■ Objective
Wherever a line in the data below holds "hemoglobina", copy that line.

■ Given information
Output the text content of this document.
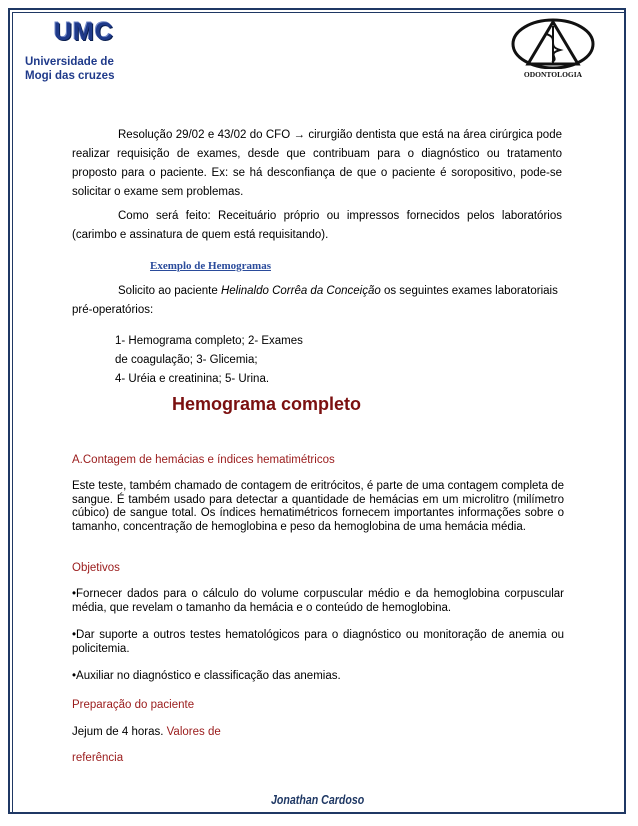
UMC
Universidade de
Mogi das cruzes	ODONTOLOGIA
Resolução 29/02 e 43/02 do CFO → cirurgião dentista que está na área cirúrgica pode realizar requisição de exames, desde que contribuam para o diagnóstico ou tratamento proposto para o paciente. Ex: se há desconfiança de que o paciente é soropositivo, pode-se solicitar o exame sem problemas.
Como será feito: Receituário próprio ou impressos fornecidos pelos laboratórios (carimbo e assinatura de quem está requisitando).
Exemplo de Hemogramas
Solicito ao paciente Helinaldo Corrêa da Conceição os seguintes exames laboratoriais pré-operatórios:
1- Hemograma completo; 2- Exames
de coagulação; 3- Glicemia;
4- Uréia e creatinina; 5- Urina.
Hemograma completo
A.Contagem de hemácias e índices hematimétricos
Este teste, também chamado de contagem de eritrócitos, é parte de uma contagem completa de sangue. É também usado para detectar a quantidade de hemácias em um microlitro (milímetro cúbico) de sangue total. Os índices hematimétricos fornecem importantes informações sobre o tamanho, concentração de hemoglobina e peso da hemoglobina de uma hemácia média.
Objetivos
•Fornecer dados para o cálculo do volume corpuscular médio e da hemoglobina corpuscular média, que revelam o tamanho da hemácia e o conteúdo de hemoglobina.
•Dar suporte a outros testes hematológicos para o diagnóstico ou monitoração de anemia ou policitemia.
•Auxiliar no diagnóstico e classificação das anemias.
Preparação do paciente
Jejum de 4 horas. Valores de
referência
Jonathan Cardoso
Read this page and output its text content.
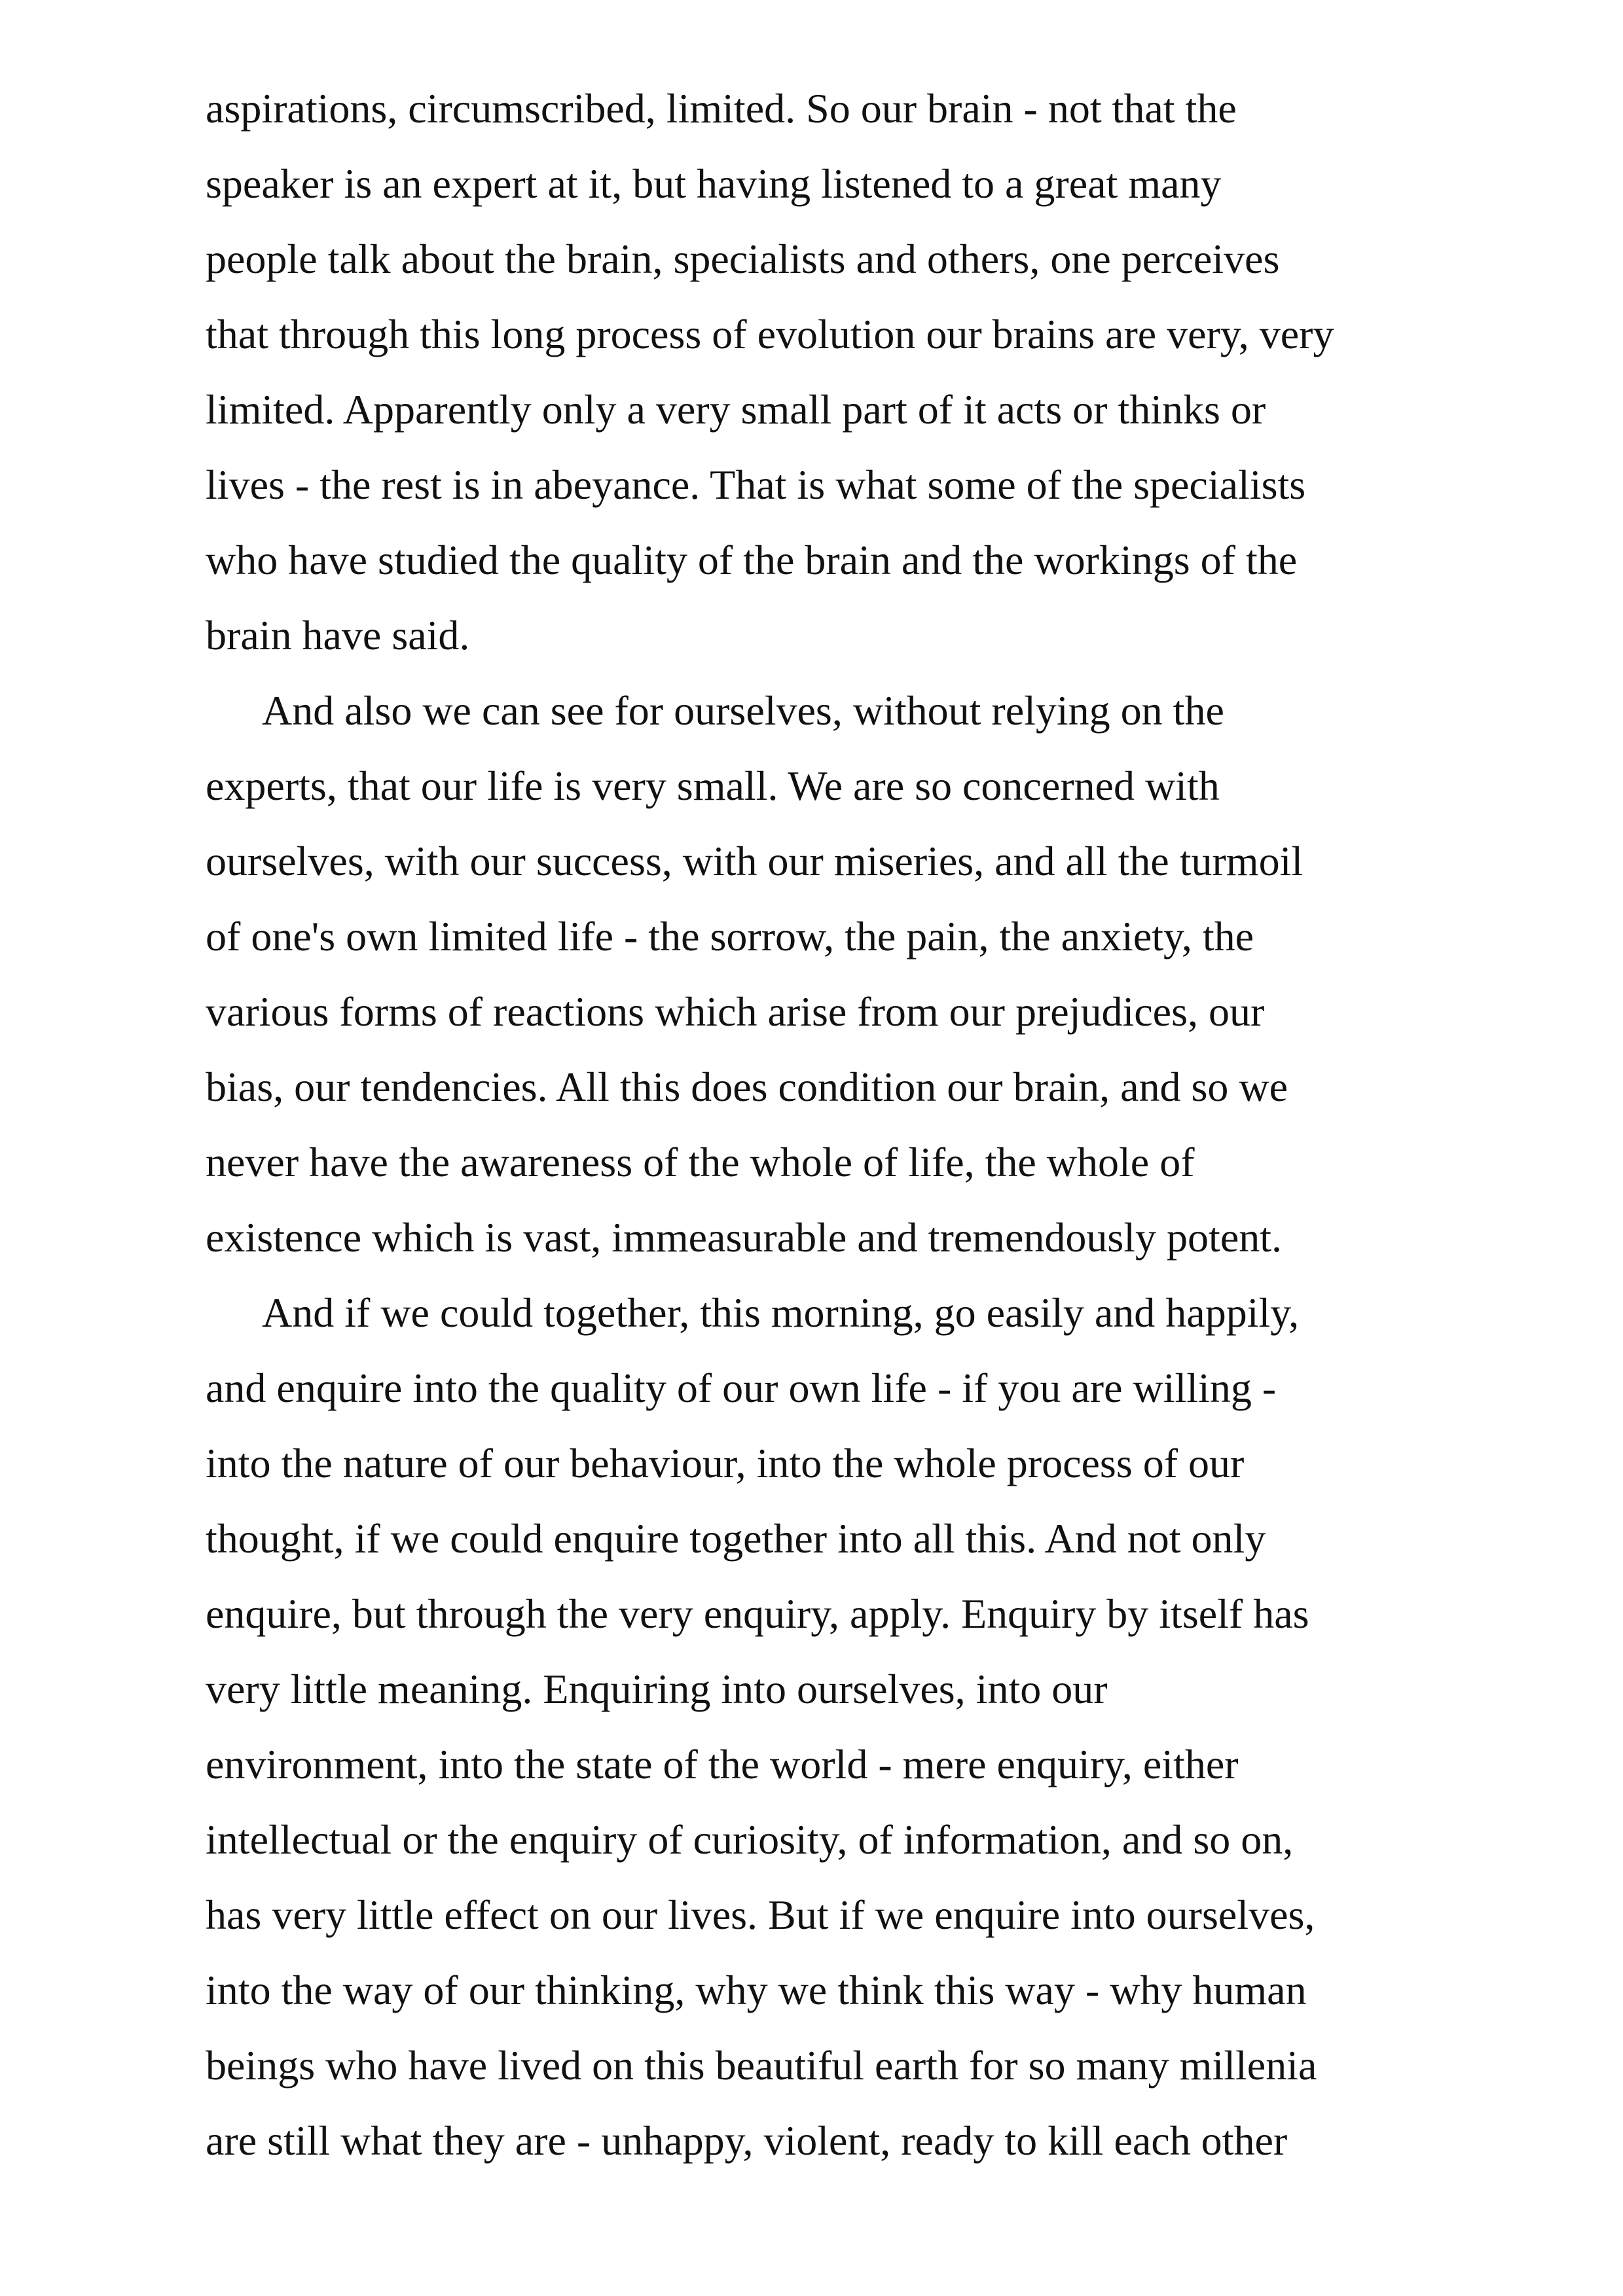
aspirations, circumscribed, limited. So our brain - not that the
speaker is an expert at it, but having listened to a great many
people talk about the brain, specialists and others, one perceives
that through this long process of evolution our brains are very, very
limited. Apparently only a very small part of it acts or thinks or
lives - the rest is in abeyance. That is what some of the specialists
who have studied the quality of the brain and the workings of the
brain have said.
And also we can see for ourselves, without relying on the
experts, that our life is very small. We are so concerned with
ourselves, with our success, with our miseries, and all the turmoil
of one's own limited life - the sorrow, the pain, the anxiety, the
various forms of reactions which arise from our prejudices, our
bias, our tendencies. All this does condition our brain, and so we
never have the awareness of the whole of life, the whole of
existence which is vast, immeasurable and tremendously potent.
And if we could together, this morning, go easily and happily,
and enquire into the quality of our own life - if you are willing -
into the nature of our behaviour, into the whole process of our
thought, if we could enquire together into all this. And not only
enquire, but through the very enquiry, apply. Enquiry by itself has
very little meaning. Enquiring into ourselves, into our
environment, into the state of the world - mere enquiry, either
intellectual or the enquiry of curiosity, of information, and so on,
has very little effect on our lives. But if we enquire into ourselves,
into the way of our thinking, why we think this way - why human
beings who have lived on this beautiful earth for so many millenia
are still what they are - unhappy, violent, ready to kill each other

■ Exercise result
Este teste, também chamado de contagem de eritrócitos, é parte de uma contagem completa de sangue. É também usado para detectar a quantidade de hemácias em um microlitro (milímetro cúbico) de sangue total. Os índices hematimétricos fornecem importantes informações sobre o tamanho, concentração de hemoglobina e peso da hemoglobina de uma hemácia média.
•Fornecer dados para o cálculo do volume corpuscular médio e da hemoglobina corpuscular média, que revelam o tamanho da hemácia e o conteúdo de hemoglobina.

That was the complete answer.